▶ _THE EXERCISE_
Which lines have the string "مدرسة"? Copy all of them from the entries below.
───── MATERIAL FOR THE TASK
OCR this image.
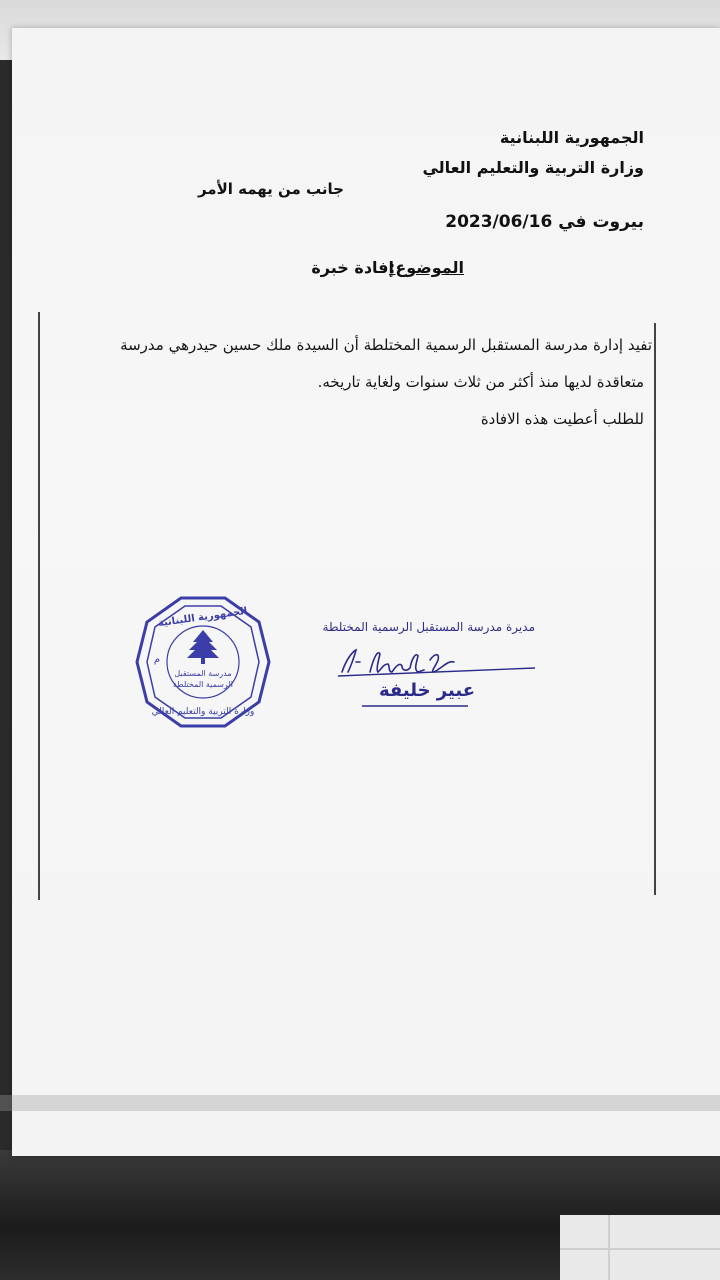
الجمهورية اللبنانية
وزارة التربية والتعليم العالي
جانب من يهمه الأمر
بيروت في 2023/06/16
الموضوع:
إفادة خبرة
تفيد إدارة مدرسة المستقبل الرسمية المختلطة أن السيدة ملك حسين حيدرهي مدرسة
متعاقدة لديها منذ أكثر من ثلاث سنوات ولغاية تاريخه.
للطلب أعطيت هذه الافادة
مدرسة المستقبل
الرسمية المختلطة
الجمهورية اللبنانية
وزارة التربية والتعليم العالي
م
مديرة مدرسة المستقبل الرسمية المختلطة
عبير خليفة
──────────
───── MATERIAL FOR THE TASK
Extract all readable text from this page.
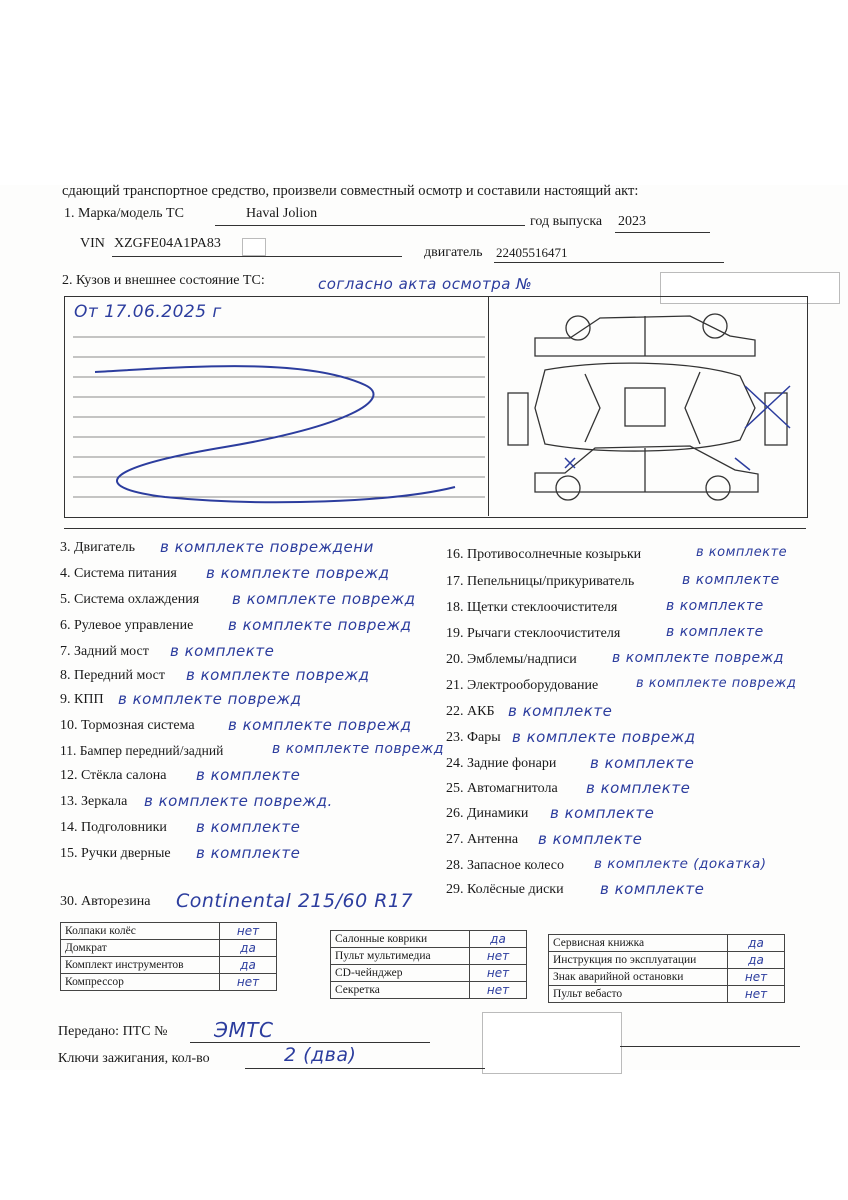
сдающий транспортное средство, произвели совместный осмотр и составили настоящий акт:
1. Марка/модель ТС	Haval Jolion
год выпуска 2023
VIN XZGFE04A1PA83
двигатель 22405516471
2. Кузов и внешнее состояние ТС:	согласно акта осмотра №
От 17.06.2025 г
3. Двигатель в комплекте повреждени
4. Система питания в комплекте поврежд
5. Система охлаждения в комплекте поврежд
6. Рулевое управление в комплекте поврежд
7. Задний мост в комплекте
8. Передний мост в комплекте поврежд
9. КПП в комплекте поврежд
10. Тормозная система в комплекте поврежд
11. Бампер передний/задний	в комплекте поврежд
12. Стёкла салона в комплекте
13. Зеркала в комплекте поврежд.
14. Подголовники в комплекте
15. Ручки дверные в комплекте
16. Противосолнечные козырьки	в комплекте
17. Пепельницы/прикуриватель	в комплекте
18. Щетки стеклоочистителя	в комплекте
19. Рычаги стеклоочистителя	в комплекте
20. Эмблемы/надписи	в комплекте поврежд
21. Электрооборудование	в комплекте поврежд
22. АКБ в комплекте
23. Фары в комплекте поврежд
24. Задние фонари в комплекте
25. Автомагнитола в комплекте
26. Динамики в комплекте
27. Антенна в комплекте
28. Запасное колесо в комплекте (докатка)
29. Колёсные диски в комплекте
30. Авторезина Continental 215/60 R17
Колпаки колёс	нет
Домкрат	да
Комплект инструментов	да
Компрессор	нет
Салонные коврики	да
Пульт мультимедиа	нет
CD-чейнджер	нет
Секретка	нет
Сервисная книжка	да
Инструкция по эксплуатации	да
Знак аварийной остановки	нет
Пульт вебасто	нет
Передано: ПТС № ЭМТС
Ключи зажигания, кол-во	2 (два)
──────────
───── MATERIAL FOR THE TASK
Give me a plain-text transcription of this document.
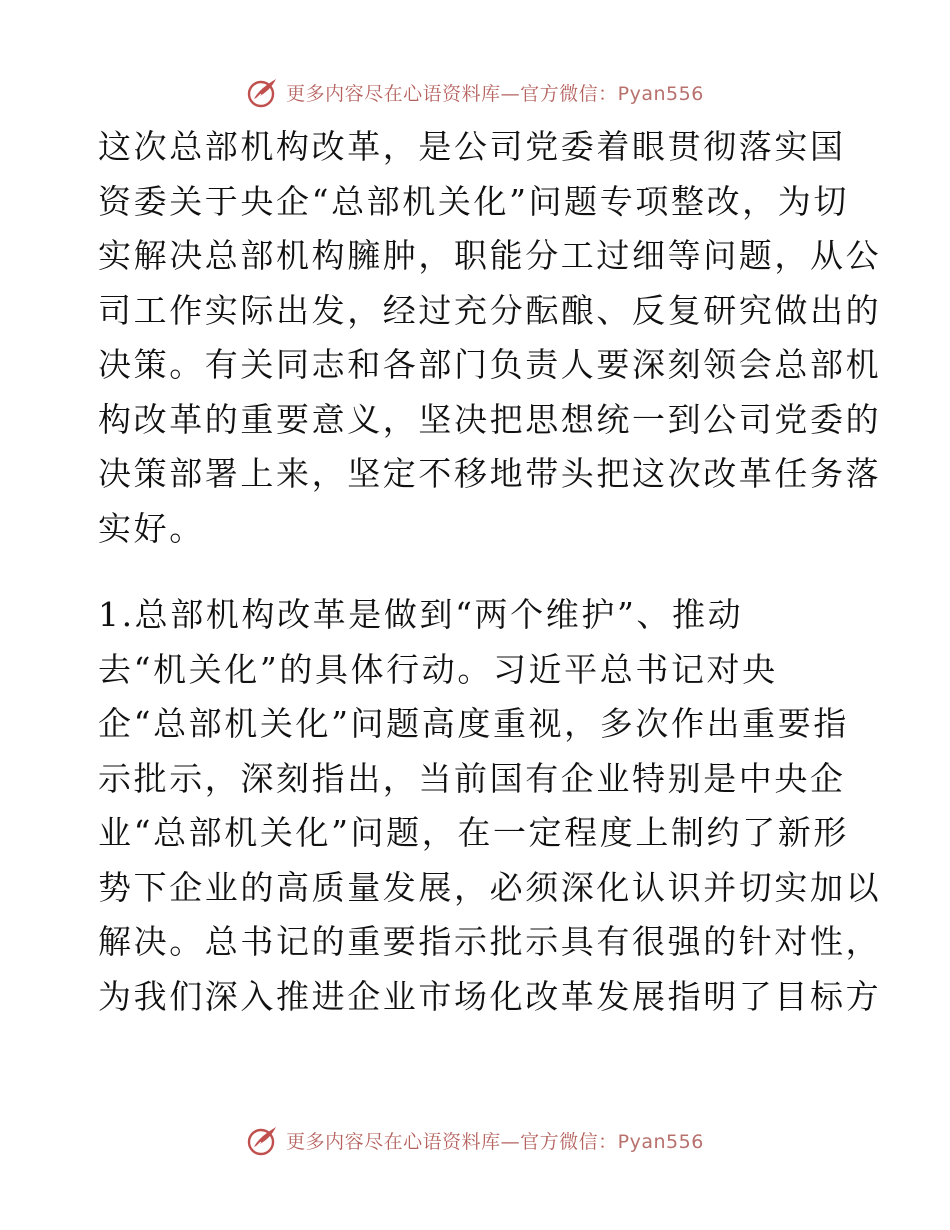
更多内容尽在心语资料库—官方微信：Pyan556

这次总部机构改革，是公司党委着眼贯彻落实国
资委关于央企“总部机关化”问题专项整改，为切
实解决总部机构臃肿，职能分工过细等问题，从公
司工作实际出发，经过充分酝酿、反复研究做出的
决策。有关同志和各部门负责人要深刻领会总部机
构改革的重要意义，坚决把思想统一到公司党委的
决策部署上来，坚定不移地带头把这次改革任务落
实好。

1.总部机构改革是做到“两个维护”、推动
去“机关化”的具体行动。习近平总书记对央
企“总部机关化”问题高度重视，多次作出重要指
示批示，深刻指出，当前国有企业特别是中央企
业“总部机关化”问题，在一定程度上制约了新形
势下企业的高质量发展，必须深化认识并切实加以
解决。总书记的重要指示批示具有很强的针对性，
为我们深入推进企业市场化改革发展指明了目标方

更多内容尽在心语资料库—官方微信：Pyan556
──────────
▶ _RESULT OF THE TASK_
تفيد إدارة مدرسة المستقبل الرسمية المختلطة أن السيدة ملك حسين حيدرهي مدرسة
مدرسة المستقبل
مديرة مدرسة المستقبل الرسمية المختلطة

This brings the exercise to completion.